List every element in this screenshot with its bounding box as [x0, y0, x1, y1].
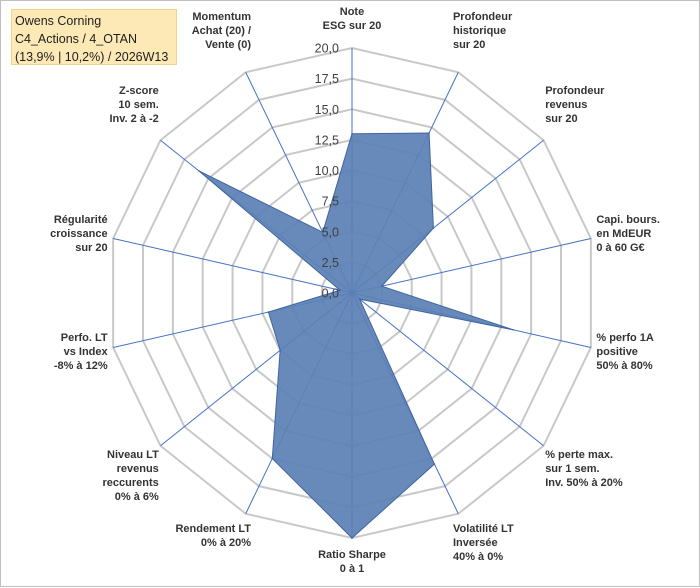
data-point [381, 285, 383, 287]
axis-label-line: croissance [50, 228, 107, 240]
tick-label: 20,0 [315, 42, 339, 56]
axis-label: Capi. bours. en MdEUR 0 à 60 G€ [596, 214, 660, 254]
data-point [321, 231, 324, 234]
tick-label: 0,0 [322, 287, 339, 301]
data-point [271, 457, 274, 460]
axis-label-line: Vente (0) [205, 39, 251, 51]
axis-label-line: 0% à 6% [115, 491, 159, 503]
axis-label-line: revenus [117, 463, 159, 475]
axis-spoke [351, 237, 591, 294]
axis-label: Z-score 10 sem. Inv. 2 à -2 [109, 85, 158, 125]
chart-title-line-2: C4_Actions / 4_OTAN [15, 32, 138, 46]
data-point [512, 329, 515, 331]
axis-label: % perfo 1A positive 50% à 80% [596, 332, 654, 372]
axis-label-line: % perfo 1A [596, 332, 654, 344]
axis-label-line: Momentum [192, 11, 251, 23]
axis-label: Profondeur historique sur 20 [453, 11, 513, 51]
axis-label: Note ESG sur 20 [323, 6, 382, 32]
axis-label: Momentum Achat (20) / Vente (0) [192, 11, 252, 51]
axis-label-line: en MdEUR [596, 228, 651, 240]
axis-label-line: Achat (20) / [192, 25, 251, 37]
axis-label-line: 0% à 20% [201, 537, 251, 549]
data-point [267, 311, 270, 313]
axis-label: Rendement LT 0% à 20% [175, 523, 251, 549]
data-point [279, 349, 281, 352]
axis-label-line: Perfo. LT [61, 332, 108, 344]
axis-label-line: ESG sur 20 [323, 20, 382, 32]
axis-label-line: 50% à 80% [596, 360, 652, 372]
axis-label: % perte max. sur 1 sem. Inv. 50% à 20% [545, 449, 623, 489]
axis-spoke [351, 292, 544, 447]
tick-label: 15,0 [315, 103, 339, 117]
axis-label: Ratio Sharpe 0 à 1 [318, 549, 386, 575]
axis-label-line: sur 20 [75, 242, 107, 254]
axis-label-line: Inv. 2 à -2 [109, 113, 158, 125]
data-point [358, 298, 361, 300]
axis-label-line: 40% à 0% [453, 551, 503, 563]
data-point [197, 170, 200, 172]
chart-title-box: Owens Corning C4_Actions / 4_OTAN (13,9%… [11, 9, 177, 65]
axis-label-line: vs Index [64, 346, 109, 358]
tick-label: 17,5 [315, 72, 339, 86]
data-point [351, 132, 353, 135]
data-point [351, 537, 353, 539]
tick-label: 12,5 [315, 133, 339, 147]
data-point [433, 463, 436, 465]
axis-label-line: 0 à 1 [340, 563, 364, 575]
tick-label: 5,0 [322, 225, 339, 239]
data-point [339, 289, 341, 292]
axis-label: Volatilité LT Inversée 40% à 0% [453, 523, 514, 563]
axis-label-line: 0 à 60 G€ [596, 242, 644, 254]
axis-label-line: Note [340, 6, 364, 18]
axis-label-line: -8% à 12% [54, 360, 108, 372]
axis-label-line: Profondeur [453, 11, 513, 23]
data-point [428, 132, 430, 134]
axis-label-line: Inv. 50% à 20% [545, 477, 623, 489]
axis-label-line: Niveau LT [107, 449, 159, 461]
axis-spoke [113, 237, 353, 294]
axis-label-line: reccurents [103, 477, 159, 489]
tick-label: 10,0 [315, 164, 339, 178]
axis-label: Profondeur revenus sur 20 [545, 85, 605, 125]
axis-label-line: 10 sem. [118, 99, 158, 111]
axis-label-line: sur 20 [453, 39, 485, 51]
axis-label-line: sur 20 [545, 113, 577, 125]
axis-label-line: positive [596, 346, 638, 358]
axis-label: Niveau LT revenus reccurents 0% à 6% [103, 449, 160, 503]
axis-label-line: % perte max. [545, 449, 613, 461]
tick-label: 7,5 [322, 195, 339, 209]
axis-label-line: Z-score [119, 85, 159, 97]
axis-label-line: revenus [545, 99, 587, 111]
axis-label-line: sur 1 sem. [545, 463, 599, 475]
chart-title-line-3: (13,9% | 10,2%) / 2026W13 [15, 50, 169, 64]
axis-label-line: Profondeur [545, 85, 605, 97]
axis-label: Régularité croissance sur 20 [50, 214, 107, 254]
axis-label-line: Régularité [54, 214, 108, 226]
axis-label-line: Inversée [453, 537, 498, 549]
axis-label: Perfo. LT vs Index -8% à 12% [54, 332, 109, 372]
tick-label: 2,5 [322, 256, 339, 270]
axis-label-line: Volatilité LT [453, 523, 514, 535]
chart-title-line-1: Owens Corning [15, 14, 102, 28]
axis-label-line: Ratio Sharpe [318, 549, 386, 561]
data-point [432, 227, 435, 229]
axis-label-line: historique [453, 25, 506, 37]
axis-label-line: Rendement LT [175, 523, 251, 535]
axis-label-line: Capi. bours. [596, 214, 660, 226]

· · · · ·

• [Exercise]:
Reproduce verbatim every line between the one containing "data-point [381, 285, 383, 287]" and the one containing "axis-label-line: 50% à", with both of those lines included.

• [Written response]:
data-point [381, 285, 383, 287]
axis-label-line: croissance [50, 228, 107, 240]
tick-label: 20,0 [315, 42, 339, 56]
axis-label: Capi. bours. en MdEUR 0 à 60 G€ [596, 214, 660, 254]
data-point [321, 231, 324, 234]
tick-label: 0,0 [322, 287, 339, 301]
data-point [271, 457, 274, 460]
axis-label-line: Vente (0) [205, 39, 251, 51]
axis-label-line: 0% à 6% [115, 491, 159, 503]
axis-label-line: revenus [117, 463, 159, 475]
axis-spoke [351, 237, 591, 294]
axis-label: Z-score 10 sem. Inv. 2 à -2 [109, 85, 158, 125]
chart-title-line-2: C4_Actions / 4_OTAN [15, 32, 138, 46]
data-point [512, 329, 515, 331]
axis-label: % perfo 1A positive 50% à 80% [596, 332, 654, 372]
axis-label-line: % perfo 1A [596, 332, 654, 344]
axis-label-line: Momentum [192, 11, 251, 23]
axis-label: Profondeur historique sur 20 [453, 11, 513, 51]
axis-label: Note ESG sur 20 [323, 6, 382, 32]
axis-label: Momentum Achat (20) / Vente (0) [192, 11, 252, 51]
axis-label-line: en MdEUR [596, 228, 651, 240]
axis-label-line: Achat (20) / [192, 25, 251, 37]
axis-label-line: 0% à 20% [201, 537, 251, 549]
data-point [267, 311, 270, 313]
axis-label: Rendement LT 0% à 20% [175, 523, 251, 549]
data-point [279, 349, 281, 352]
axis-label-line: Perfo. LT [61, 332, 108, 344]
axis-label-line: ESG sur 20 [323, 20, 382, 32]
axis-label-line: 50% à 80% [596, 360, 652, 372]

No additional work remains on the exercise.